(Data records)
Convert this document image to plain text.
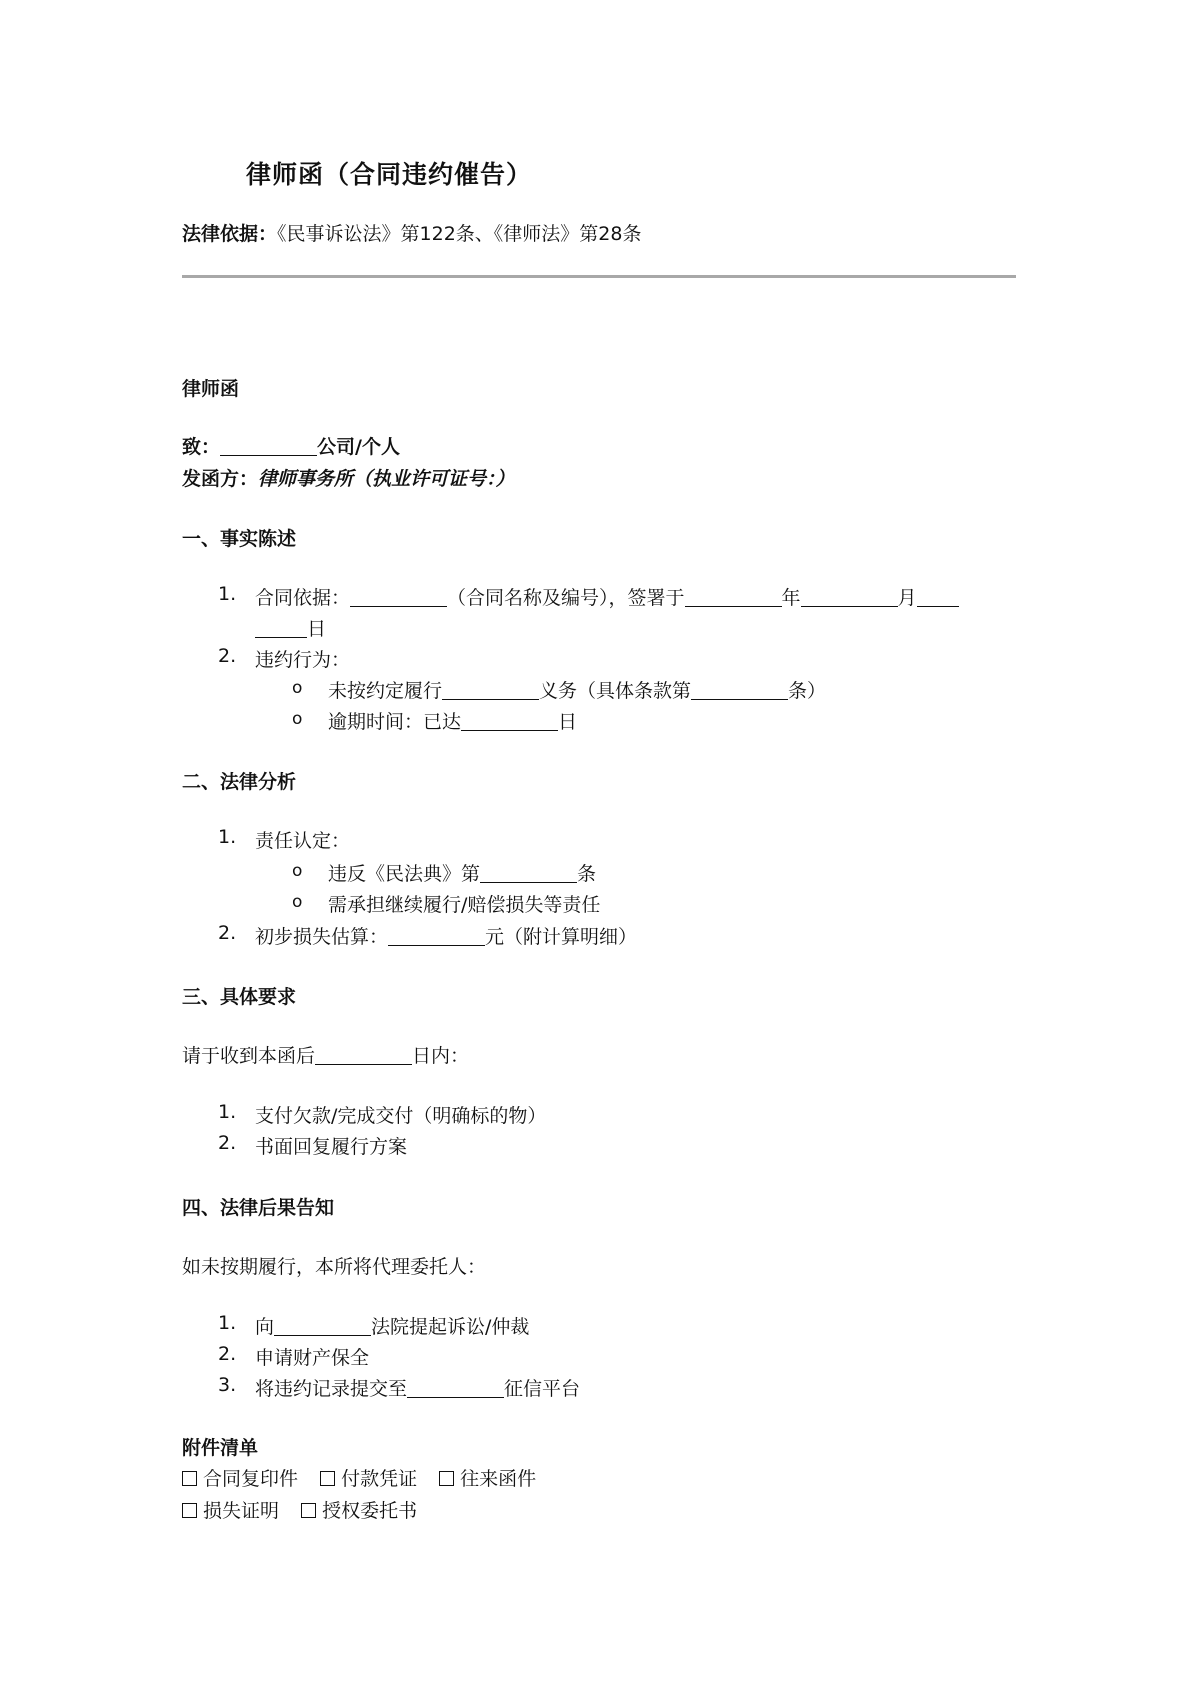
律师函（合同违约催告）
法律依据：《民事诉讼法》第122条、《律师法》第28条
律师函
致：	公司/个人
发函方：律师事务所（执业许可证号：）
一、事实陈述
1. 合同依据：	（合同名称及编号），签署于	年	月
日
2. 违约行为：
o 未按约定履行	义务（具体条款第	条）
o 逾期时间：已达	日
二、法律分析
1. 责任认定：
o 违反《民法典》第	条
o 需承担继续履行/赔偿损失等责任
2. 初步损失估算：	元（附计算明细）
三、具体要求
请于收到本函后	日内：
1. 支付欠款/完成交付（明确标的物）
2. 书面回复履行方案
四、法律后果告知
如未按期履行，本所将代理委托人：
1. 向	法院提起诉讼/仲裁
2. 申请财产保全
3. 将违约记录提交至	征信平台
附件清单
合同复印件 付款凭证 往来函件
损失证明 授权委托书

• YOUR OBJECTIVE: Make an exact reproduction of the listing above, without any pictures.

• THE RESPONSE:
Convert this document image to plain text.
律师函（合同违约催告）
法律依据：《民事诉讼法》第122条、《律师法》第28条
律师函
致：	公司/个人
发函方：律师事务所（执业许可证号：）
一、事实陈述
1. 合同依据：	（合同名称及编号），签署于	年	月
日
2. 违约行为：
o 未按约定履行	义务（具体条款第	条）
o 逾期时间：已达	日
二、法律分析
1. 责任认定：
o 违反《民法典》第	条
o 需承担继续履行/赔偿损失等责任
2. 初步损失估算：	元（附计算明细）
三、具体要求
请于收到本函后	日内：
1. 支付欠款/完成交付（明确标的物）
2. 书面回复履行方案
四、法律后果告知
如未按期履行，本所将代理委托人：
1. 向	法院提起诉讼/仲裁
2. 申请财产保全
3. 将违约记录提交至	征信平台
附件清单
合同复印件 付款凭证 往来函件
损失证明 授权委托书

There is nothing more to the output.